*Passage to read*
**********
# [Fri 2nd Dec 2011] OFFLINE BRIXTON HIP HOP SPECIAL with The Scribes (London SW9 8LF)



## editor (Nov 27, 2011)

Club starts: 10pm
 Band onstage: 11:30pm
 DJs till - 2:30am
 FREE ALL NIGHT!

 We've got a big indie-ska-hip-hop party going down in Brixton town, with Bristol's finest, THE SCRIBES live on stage, plus our crew of DJs playing the finest party tunes - and original videos, street photo slideshows and more. 

*LIVE ONSTAGE:*

THE SCRIBES
 Serving up a witty, unique brand of intelligent, gritty hip hop, this Bristol trio were described as 'UK's hottest hip hop' by 24-7 Magazine and with two great albums under their belts should be slamming it down at the Albert.

The band have performed extensively with artists such as Pendulum, Tinie Tempah, Get Cape Wear Cape Fly, Arrested Development, Wiley, Westwood and Skinnymanas well as 2010's Glastonbury festival.
 "One not to miss" *Music Week*
 "Raw and exciting, honest and sensitive, a soulful brand of rap"* Metro UK*

 DJs
 We'll have a full crew of hard-drinking Offline regulars throwing down a top selection of tunes, including: 

*EDITOR (urban75)*
 Expect an ale-fuelled onslaught of ska, punk, rock'n'roll, big band, rockabilly, Mrs Mills & Liberace in a floor stomping party package. 

*NIPSLA (Falling over studios)*
 Packing more pop than a Rice Krispies factory, Nipsla's DJ bag is a veritable jumble sale of joy, overflowing with indie, dance, electro and party tunes.
**********
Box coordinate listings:
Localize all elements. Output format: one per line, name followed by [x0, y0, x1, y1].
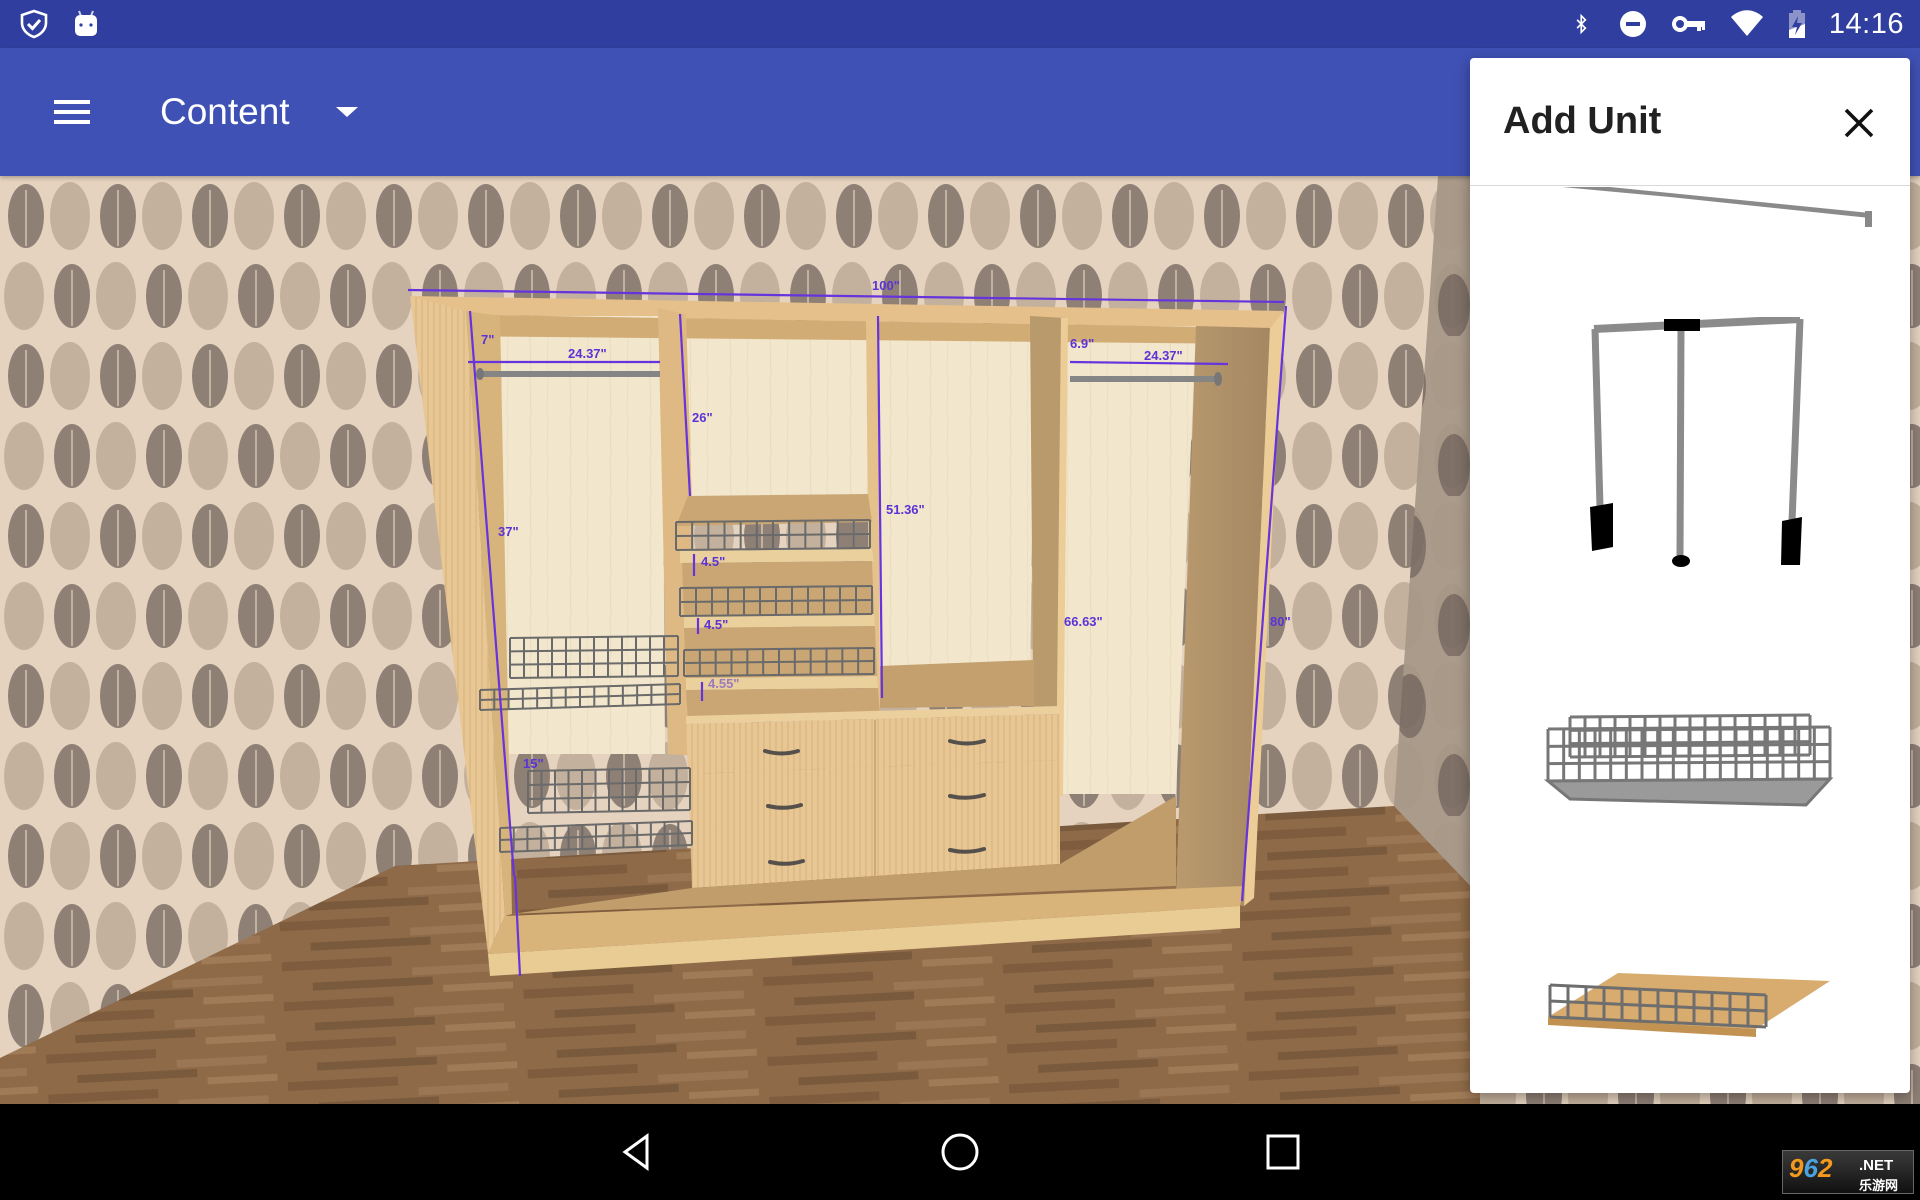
shelf-right-mid [880, 660, 1034, 708]
menu-line [54, 120, 90, 124]
do-not-disturb-icon [1619, 11, 1646, 37]
add-unit-panel: Add Unit [1470, 58, 1910, 1093]
content-selector[interactable]: Content [160, 82, 358, 142]
wifi-icon [1730, 10, 1763, 36]
menu-line [54, 100, 90, 104]
unit-item-hanging-rod[interactable] [1470, 187, 1910, 247]
menu-line [54, 110, 90, 114]
watermark-digit: 2 [1817, 1153, 1833, 1183]
basket-floor [1543, 777, 1834, 807]
watermark-suffix: .NET [1859, 1157, 1894, 1174]
panel-title: Add Unit [1503, 100, 1662, 142]
watermark-logo: 962 .NET 乐游网 [1782, 1150, 1914, 1194]
watermark-digit: 6 [1803, 1153, 1818, 1183]
android-icon [75, 10, 97, 36]
shelf-with-rail-icon [1548, 973, 1830, 1037]
basket-back [1568, 713, 1812, 759]
status-bar: 14:16 [0, 0, 1920, 48]
back-icon[interactable] [607, 1124, 667, 1180]
battery-charging-icon [1788, 10, 1805, 38]
rod-bracket [1214, 372, 1222, 386]
right-hanging-rod [1070, 376, 1220, 382]
unit-list[interactable] [1470, 187, 1910, 1093]
status-clock: 14:16 [1828, 7, 1904, 40]
recents-icon[interactable] [1254, 1124, 1314, 1180]
unit-item-shelf-with-rail[interactable] [1470, 957, 1910, 1093]
watermark-digit: 9 [1789, 1153, 1804, 1183]
android-screen: 14:16 Content 100" 7" 24.37" 26" 4.5" 4.… [0, 0, 1920, 1200]
wardrobe-lift-icon [1590, 315, 1804, 567]
watermark-subtitle: 乐游网 [1859, 1178, 1899, 1193]
unit-item-pull-down-wardrobe-lift[interactable] [1470, 315, 1910, 617]
dropdown-caret-icon [335, 107, 358, 117]
left-hanging-rod [480, 371, 660, 377]
hamburger-menu-icon[interactable] [40, 84, 104, 140]
unit-item-wire-basket[interactable] [1470, 687, 1910, 867]
rod-bracket [476, 368, 484, 380]
hanging-rod-icon [1562, 187, 1872, 227]
wire-basket-icon [1543, 713, 1834, 807]
content-selector-label: Content [160, 91, 290, 132]
close-icon[interactable] [1836, 100, 1882, 146]
right-bay-back [1062, 326, 1196, 794]
shelf-b [680, 549, 874, 563]
shelf-f [686, 676, 878, 690]
watermark-digits: 962 [1789, 1153, 1832, 1184]
vpn-key-icon [1671, 16, 1705, 32]
mid-right-back [878, 324, 1035, 686]
panel-header: Add Unit [1470, 58, 1910, 186]
shelf-e [684, 626, 877, 678]
shield-check-icon [20, 9, 48, 39]
home-icon[interactable] [930, 1124, 990, 1180]
navigation-bar [0, 1104, 1920, 1200]
mid-upper-back [686, 324, 868, 498]
bluetooth-icon [1576, 13, 1587, 35]
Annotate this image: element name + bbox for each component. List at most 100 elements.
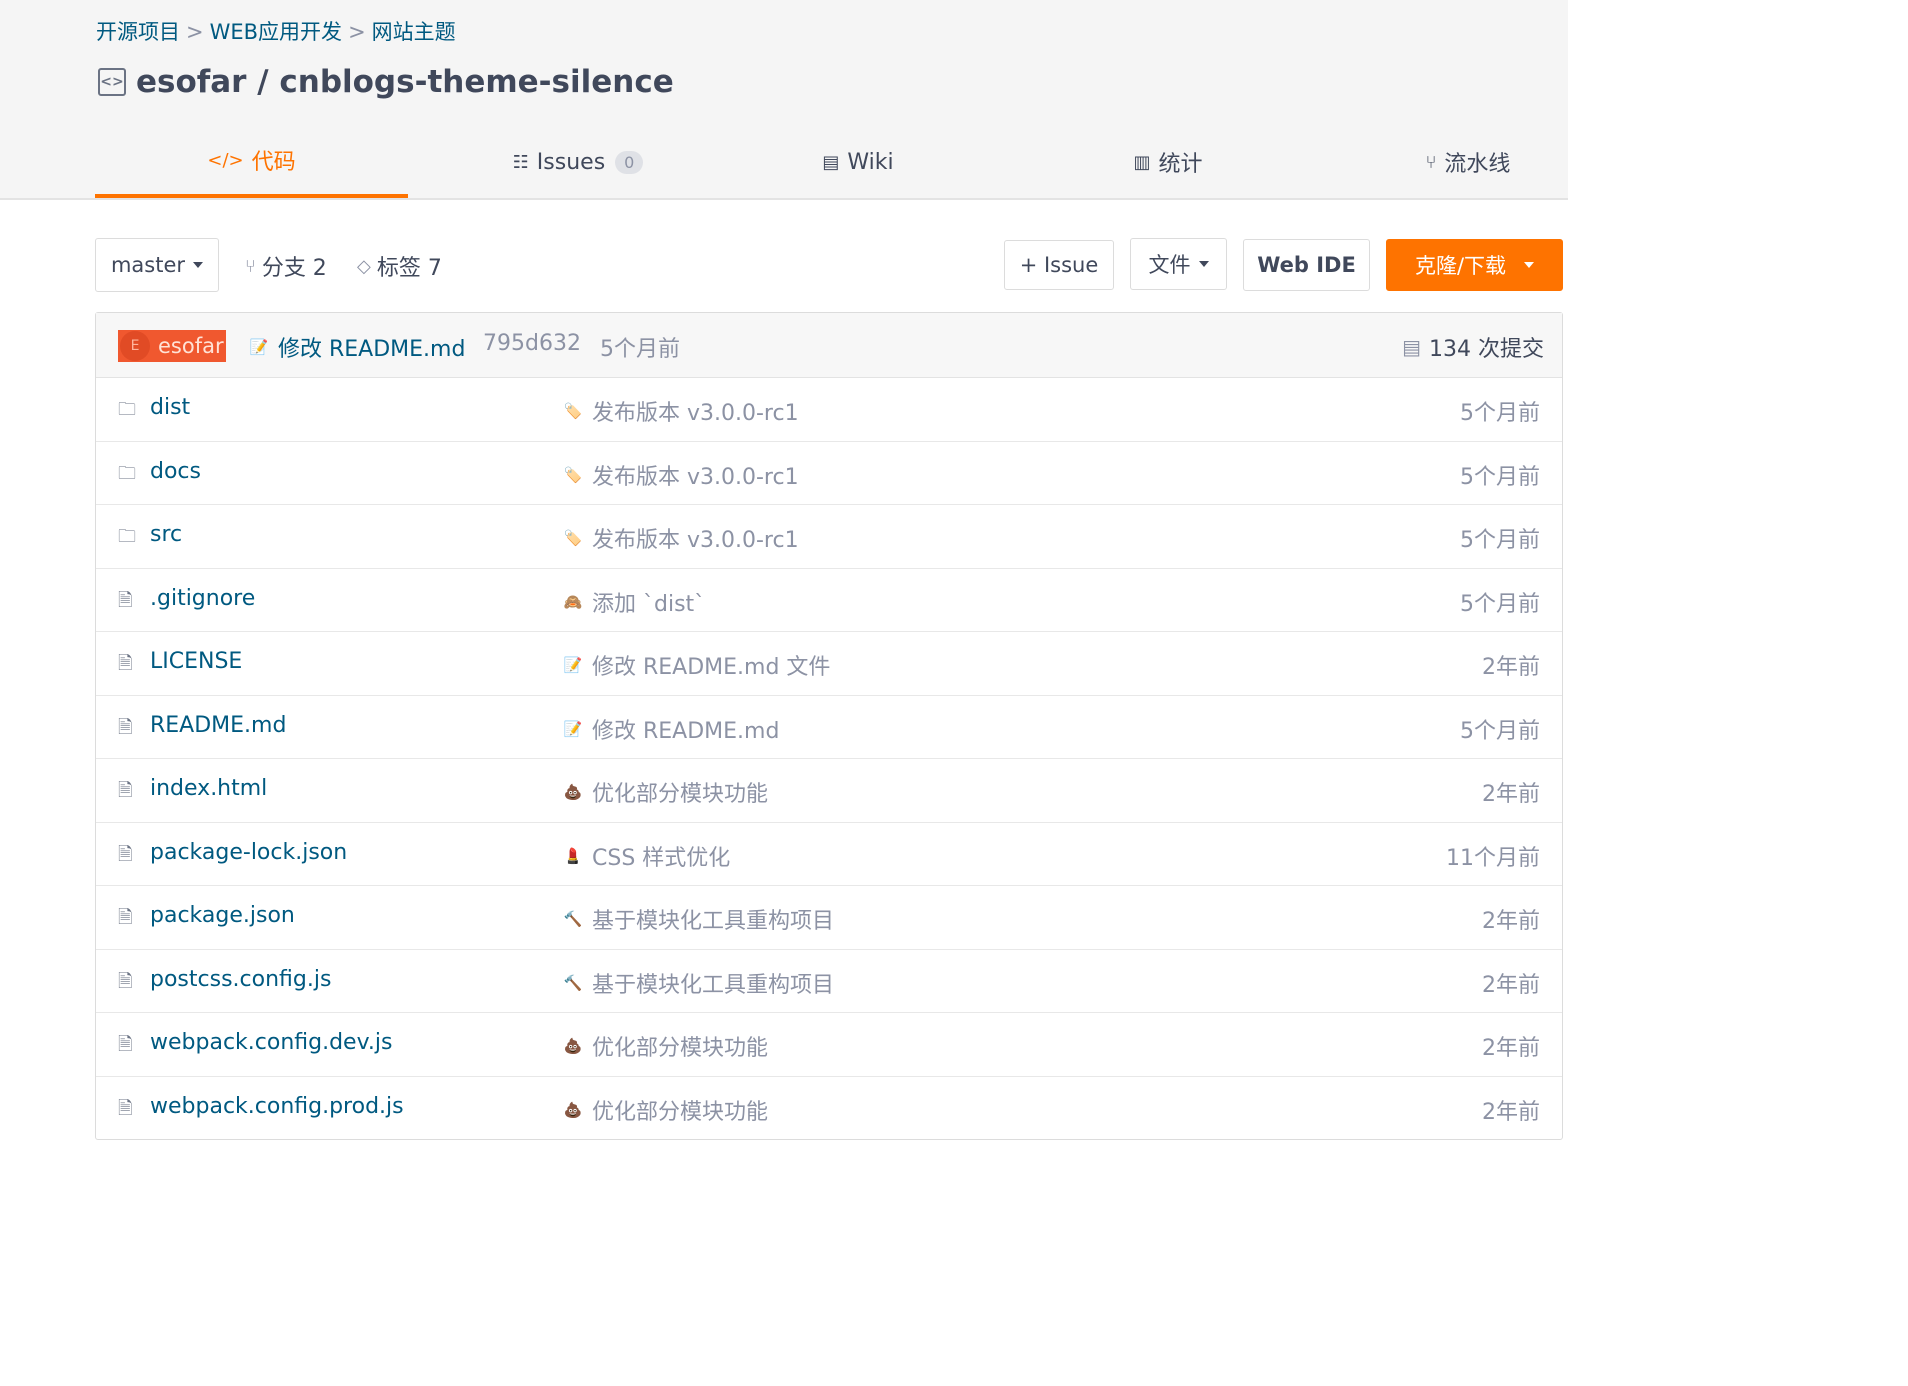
file-icon: 🗎 <box>118 1034 133 1055</box>
breadcrumb-item-site-theme[interactable]: 网站主题 <box>372 20 456 44</box>
branch-icon: ⑂ <box>245 255 256 277</box>
commit-message[interactable]: 📝 修改 README.md <box>248 331 466 363</box>
table-row: 🗎 package.json 🔨 基于模块化工具重构项目 2年前 <box>96 886 1562 950</box>
tab-pipeline-label: 流水线 <box>1444 152 1511 177</box>
branch-select-label: master <box>110 253 186 277</box>
tab-stats[interactable]: ▥ 统计 <box>968 130 1368 198</box>
file-commit-message[interactable]: 💄 CSS 样式优化 <box>562 840 731 872</box>
folder-icon: 🗀 <box>118 462 136 484</box>
commit-hash[interactable]: 795d632 <box>483 331 581 356</box>
file-name-link[interactable]: package-lock.json <box>150 840 347 865</box>
branches-link[interactable]: ⑂ 分支 2 <box>245 250 327 282</box>
file-commit-message-text: 添加 `dist` <box>592 591 706 617</box>
file-commit-message[interactable]: 📝 修改 README.md 文件 <box>562 649 831 681</box>
file-commit-time: 2年前 <box>1482 655 1540 680</box>
file-commit-message[interactable]: 🔨 基于模块化工具重构项目 <box>562 967 834 999</box>
file-commit-message[interactable]: 💩 优化部分模块功能 <box>562 776 768 808</box>
file-commit-time: 5个月前 <box>1460 464 1540 490</box>
file-name-link[interactable]: dist <box>150 395 190 420</box>
file-commit-message[interactable]: 🙈 添加 `dist` <box>562 586 706 618</box>
clone-download-button[interactable]: 克隆/下载 <box>1386 239 1563 291</box>
breadcrumb-item-open-source[interactable]: 开源项目 <box>96 20 180 44</box>
commit-emoji-icon: 🙈 <box>563 592 583 611</box>
clone-download-label: 克隆/下载 <box>1414 254 1507 278</box>
commit-author[interactable]: E esofar <box>118 330 226 362</box>
file-commit-time: 5个月前 <box>1460 591 1540 617</box>
file-icon: 🗎 <box>118 716 133 738</box>
code-icon: </> <box>207 149 244 171</box>
file-commit-message[interactable]: 🏷️ 发布版本 v3.0.0-rc1 <box>562 459 799 491</box>
breadcrumb: 开源项目 > WEB应用开发 > 网站主题 <box>96 16 456 46</box>
table-row: 🗎 postcss.config.js 🔨 基于模块化工具重构项目 2年前 <box>96 950 1562 1013</box>
table-row: 🗎 package-lock.json 💄 CSS 样式优化 11个月前 <box>96 823 1562 886</box>
file-name-link[interactable]: webpack.config.prod.js <box>150 1094 404 1119</box>
file-commit-message[interactable]: 📝 修改 README.md <box>562 713 780 745</box>
file-commit-time: 2年前 <box>1482 972 1540 998</box>
table-row: 🗎 index.html 💩 优化部分模块功能 2年前 <box>96 759 1562 823</box>
file-name-link[interactable]: index.html <box>150 776 267 801</box>
file-commit-time: 2年前 <box>1482 1099 1540 1125</box>
file-name-link[interactable]: README.md <box>150 713 286 738</box>
file-commit-message-text: 优化部分模块功能 <box>592 1099 769 1125</box>
chart-icon: ▥ <box>1133 151 1151 173</box>
file-commit-time: 5个月前 <box>1460 528 1540 553</box>
folder-icon: 🗀 <box>118 526 136 547</box>
file-name-link[interactable]: postcss.config.js <box>150 967 331 992</box>
tab-code[interactable]: </> 代码 <box>95 130 408 198</box>
table-row: 🗎 README.md 📝 修改 README.md 5个月前 <box>96 696 1562 759</box>
file-commit-message[interactable]: 🏷️ 发布版本 v3.0.0-rc1 <box>562 522 799 554</box>
file-icon: 🗎 <box>118 843 133 865</box>
file-icon: 🗎 <box>118 970 133 992</box>
table-row: 🗎 .gitignore 🙈 添加 `dist` 5个月前 <box>96 569 1562 632</box>
new-issue-button[interactable]: + Issue <box>1004 240 1114 290</box>
branch-select[interactable]: master <box>95 238 219 292</box>
file-commit-message-text: 发布版本 v3.0.0-rc1 <box>592 528 799 553</box>
file-commit-time: 5个月前 <box>1460 718 1540 744</box>
commit-emoji-icon: 💄 <box>563 846 583 865</box>
tag-icon: ◇ <box>357 255 371 277</box>
memo-icon: 📝 <box>249 338 269 356</box>
file-name-link[interactable]: LICENSE <box>150 649 242 674</box>
file-commit-message[interactable]: 🔨 基于模块化工具重构项目 <box>562 903 834 935</box>
web-ide-button[interactable]: Web IDE <box>1243 239 1370 291</box>
tab-pipeline[interactable]: ⑂ 流水线 <box>1368 130 1568 198</box>
file-name-link[interactable]: webpack.config.dev.js <box>150 1030 392 1055</box>
commits-icon: ▤ <box>1402 335 1421 359</box>
pipeline-icon: ⑂ <box>1425 151 1437 173</box>
tags-count: 标签 7 <box>376 256 442 281</box>
repo-header: 开源项目 > WEB应用开发 > 网站主题 <> esofar / cnblogs-th… <box>0 0 1568 200</box>
breadcrumb-separator: > <box>186 20 204 44</box>
tab-wiki[interactable]: ▤ Wiki <box>748 130 968 198</box>
tags-link[interactable]: ◇ 标签 7 <box>357 250 442 282</box>
commit-emoji-icon: 📝 <box>563 656 583 674</box>
file-commit-time: 5个月前 <box>1460 401 1540 426</box>
chevron-down-icon <box>1524 262 1535 268</box>
repo-name[interactable]: esofar / cnblogs-theme-silence <box>136 64 674 100</box>
file-name-link[interactable]: .gitignore <box>150 586 255 611</box>
breadcrumb-item-web-dev[interactable]: WEB应用开发 <box>210 20 342 44</box>
branches-count: 分支 2 <box>261 256 327 281</box>
last-commit-bar: E esofar 📝 修改 README.md 795d632 5个月前 ▤ 134… <box>96 313 1562 378</box>
file-menu-button[interactable]: 文件 <box>1130 238 1227 290</box>
commit-count-text: 134 次提交 <box>1429 337 1544 362</box>
file-commit-message[interactable]: 💩 优化部分模块功能 <box>562 1094 768 1126</box>
breadcrumb-separator: > <box>348 20 366 44</box>
file-commit-message[interactable]: 🏷️ 发布版本 v3.0.0-rc1 <box>562 395 799 427</box>
file-commit-message-text: 基于模块化工具重构项目 <box>592 909 835 934</box>
file-name-link[interactable]: src <box>150 522 182 547</box>
table-row: 🗎 LICENSE 📝 修改 README.md 文件 2年前 <box>96 632 1562 696</box>
file-commit-time: 2年前 <box>1482 909 1540 934</box>
repo-tabs: </> 代码 ☷ Issues 0 ▤ Wiki ▥ 统计 ⑂ 流水线 <box>95 130 1568 198</box>
tab-issues[interactable]: ☷ Issues 0 <box>408 130 748 198</box>
commit-emoji-icon: 💩 <box>563 1037 583 1055</box>
table-row: 🗎 webpack.config.prod.js 💩 优化部分模块功能 2年前 <box>96 1077 1562 1140</box>
file-name-link[interactable]: docs <box>150 459 201 484</box>
chevron-down-icon <box>193 262 204 268</box>
file-tree: E esofar 📝 修改 README.md 795d632 5个月前 ▤ 134… <box>95 312 1563 1140</box>
file-commit-message[interactable]: 💩 优化部分模块功能 <box>562 1030 768 1062</box>
file-name-link[interactable]: package.json <box>150 903 295 928</box>
issues-count-badge: 0 <box>615 150 644 174</box>
commit-count[interactable]: ▤ 134 次提交 <box>1402 331 1544 363</box>
file-commit-message-text: 发布版本 v3.0.0-rc1 <box>592 464 799 490</box>
file-commit-message-text: 优化部分模块功能 <box>592 1036 769 1061</box>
**********
*Tasks for this exercise*
(1) According to the event listing, why should The Scribes be slamming it down at the Albert? Answer in one to three sentences.
(2) Print the stretch of the event listing from "We've got a" through "at the Albert.", copying it word for word.
The records are separate material and have no connection to the event listing.

*Answers to each task*
(1) The Scribes should be slamming it down at the Albert because they have two great albums under their belts. The event listing also notes that 24-7 Magazine described the Bristol trio as "UK's hottest hip hop."

(2)
We've got a big indie-ska-hip-hop party going down in Brixton town, with Bristol's finest, THE SCRIBES live on stage, plus our crew of DJs playing the finest party tunes - and original videos, street photo slideshows and more. 

*LIVE ONSTAGE:*

THE SCRIBES
 Serving up a witty, unique brand of intelligent, gritty hip hop, this Bristol trio were described as 'UK's hottest hip hop' by 24-7 Magazine and with two great albums under their belts should be slamming it down at the Albert.